## Input for this task
------------
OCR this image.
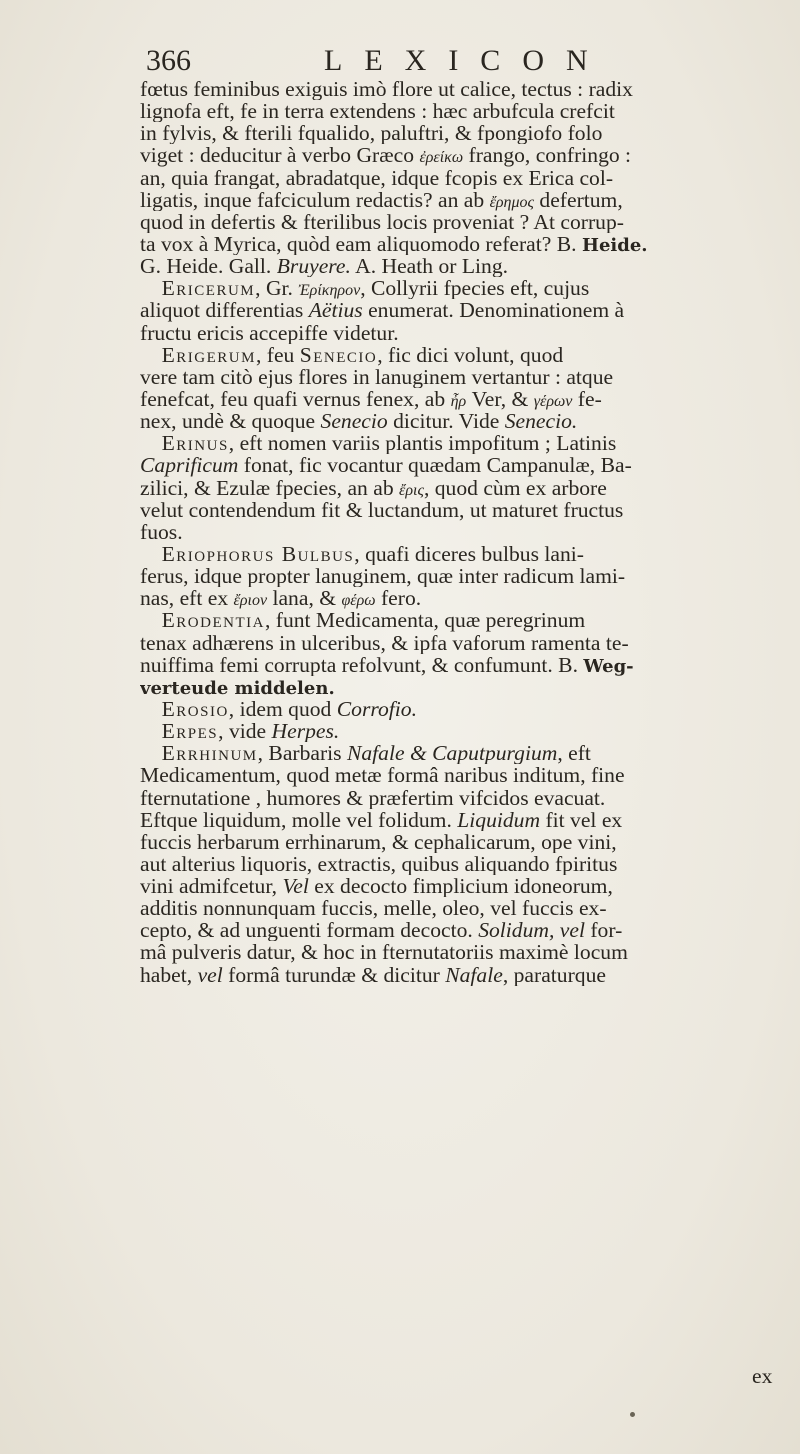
366	LEXICON
fœtus feminibus exiguis imò flore ut calice, tectus : radix
lignofa eft, fe in terra extendens : hæc arbufcula crefcit
in fylvis, & fterili fqualido, paluftri, & fpongiofo folo
viget : deducitur à verbo Græco ἐρείκω frango, confringo :
an, quia frangat, abradatque, idque fcopis ex Erica col-
ligatis, inque fafciculum redactis? an ab ἔρημος defertum,
quod in defertis & fterilibus locis proveniat ? At corrup-
ta vox à Myrica, quòd eam aliquomodo referat? B. Heide.
G. Heide. Gall. Bruyere. A. Heath or Ling.
Ericerum, Gr. Ἐρίκηρον, Collyrii fpecies eft, cujus
aliquot differentias Aëtius enumerat. Denominationem à
fructu ericis accepiffe videtur.
Erigerum, feu Senecio, fic dici volunt, quod
vere tam citò ejus flores in lanuginem vertantur : atque
fenefcat, feu quafi vernus fenex, ab ἦρ Ver, & γέρων fe-
nex, undè & quoque Senecio dicitur. Vide Senecio.
Erinus, eft nomen variis plantis impofitum ; Latinis
Caprificum fonat, fic vocantur quædam Campanulæ, Ba-
zilici, & Ezulæ fpecies, an ab ἔρις, quod cùm ex arbore
velut contendendum fit & luctandum, ut maturet fructus
fuos.
Eriophorus Bulbus, quafi diceres bulbus lani-
ferus, idque propter lanuginem, quæ inter radicum lami-
nas, eft ex ἔριον lana, & φέρω fero.
Erodentia, funt Medicamenta, quæ peregrinum
tenax adhærens in ulceribus, & ipfa vaforum ramenta te-
nuiffima femi corrupta refolvunt, & confumunt. B. Weg-
verteude middelen.
Erosio, idem quod Corrofio.
Erpes, vide Herpes.
Errhinum, Barbaris Nafale & Caputpurgium, eft
Medicamentum, quod metæ formâ naribus inditum, fine
fternutatione , humores & præfertim vifcidos evacuat.
Eftque liquidum, molle vel folidum. Liquidum fit vel ex
fuccis herbarum errhinarum, & cephalicarum, ope vini,
aut alterius liquoris, extractis, quibus aliquando fpiritus
vini admifcetur, Vel ex decocto fimplicium idoneorum,
additis nonnunquam fuccis, melle, oleo, vel fuccis ex-
cepto, & ad unguenti formam decocto. Solidum, vel for-
mâ pulveris datur, & hoc in fternutatoriis maximè locum
habet, vel formâ turundæ & dicitur Nafale, paraturque
ex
------------
Collect from the data above every line that includes "formâ".

## Correct response
Medicamentum, quod metæ formâ naribus inditum, fine
habet, vel formâ turundæ & dicitur Nafale, paraturque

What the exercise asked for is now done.